#### SHORT EXERCISE
Copy out each line of the material below that holds the string "Kurzsichtigkeit".
------------------------------------------------
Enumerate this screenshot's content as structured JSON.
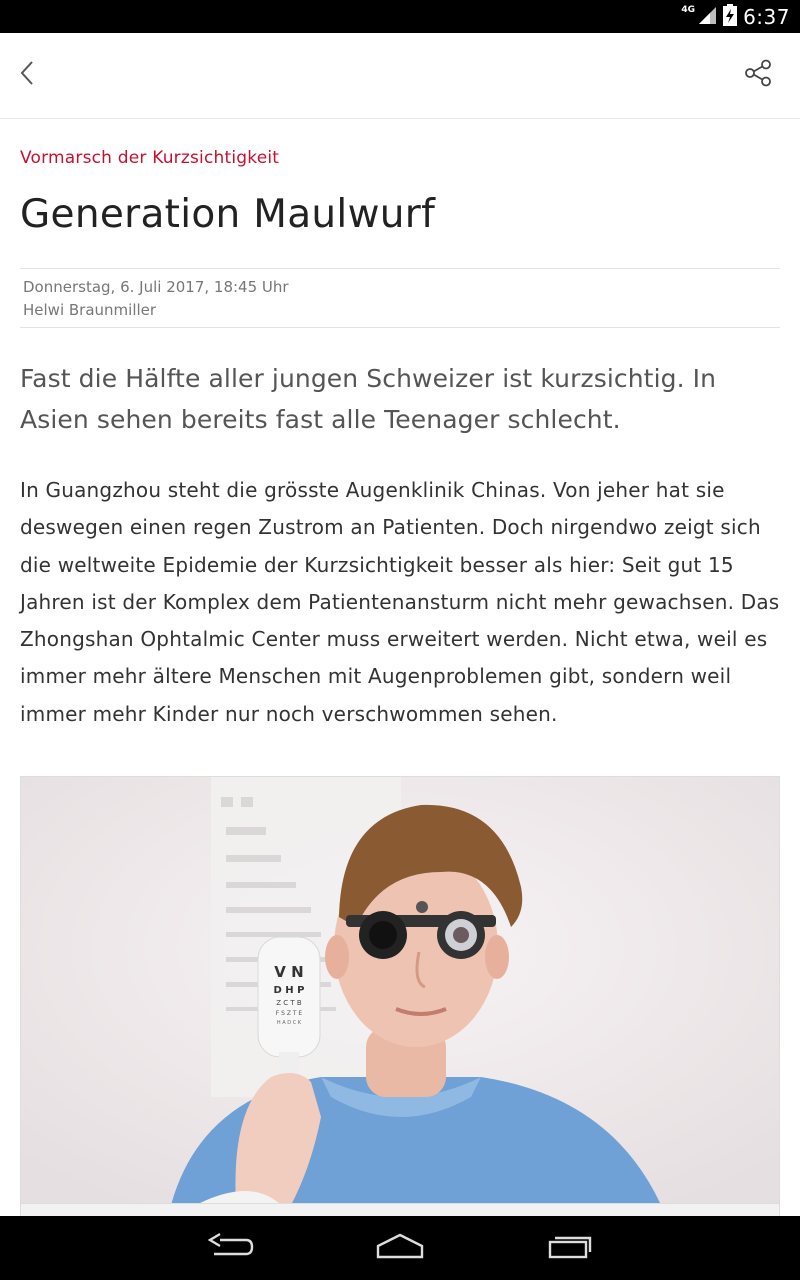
{
  "status_bar": {
    "network_label": "4G",
    "time": "6:37"
  },
  "toolbar": {
    "back_icon": "chevron-left-icon",
    "share_icon": "share-icon"
  },
  "article": {
    "kicker": "Vormarsch der Kurzsichtigkeit",
    "title": "Generation Maulwurf",
    "date": "Donnerstag, 6. Juli 2017, 18:45 Uhr",
    "author": "Helwi Braunmiller",
    "lead": "Fast die Hälfte aller jungen Schweizer ist kurzsichtig. In Asien sehen bereits fast alle Teenager schlecht.",
    "body": "In Guangzhou steht die grösste Augenklinik Chinas. Von jeher hat sie deswegen einen regen Zustrom an Patienten. Doch nirgendwo zeigt sich die weltweite Epidemie der Kurzsichtigkeit besser als hier: Seit gut 15 Jahren ist der Komplex dem Patientenansturm nicht mehr gewachsen. Das Zhongshan Ophtalmic Center muss erweitert werden. Nicht etwa, weil es immer mehr ältere Menschen mit Augenproblemen gibt, sondern weil immer mehr Kinder nur noch verschwommen sehen.",
    "image": {
      "chart_row1": "V N",
      "chart_row2": "D H P",
      "chart_row3": "Z C T B",
      "chart_row4": "F S Z T E",
      "chart_row5": "H A D C K"
    }
  },
  "colors": {
    "accent": "#c8102e"
  }
}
------------------------------------------------
#### ANSWER TO THIS TASK
    "kicker": "Vormarsch der Kurzsichtigkeit",
    "body": "In Guangzhou steht die grösste Augenklinik Chinas. Von jeher hat sie deswegen einen regen Zustrom an Patienten. Doch nirgendwo zeigt sich die weltweite Epidemie der Kurzsichtigkeit besser als hier: Seit gut 15 Jahren ist der Komplex dem Patientenansturm nicht mehr gewachsen. Das Zhongshan Ophtalmic Center muss erweitert werden. Nicht etwa, weil es immer mehr ältere Menschen mit Augenproblemen gibt, sondern weil immer mehr Kinder nur noch verschwommen sehen.",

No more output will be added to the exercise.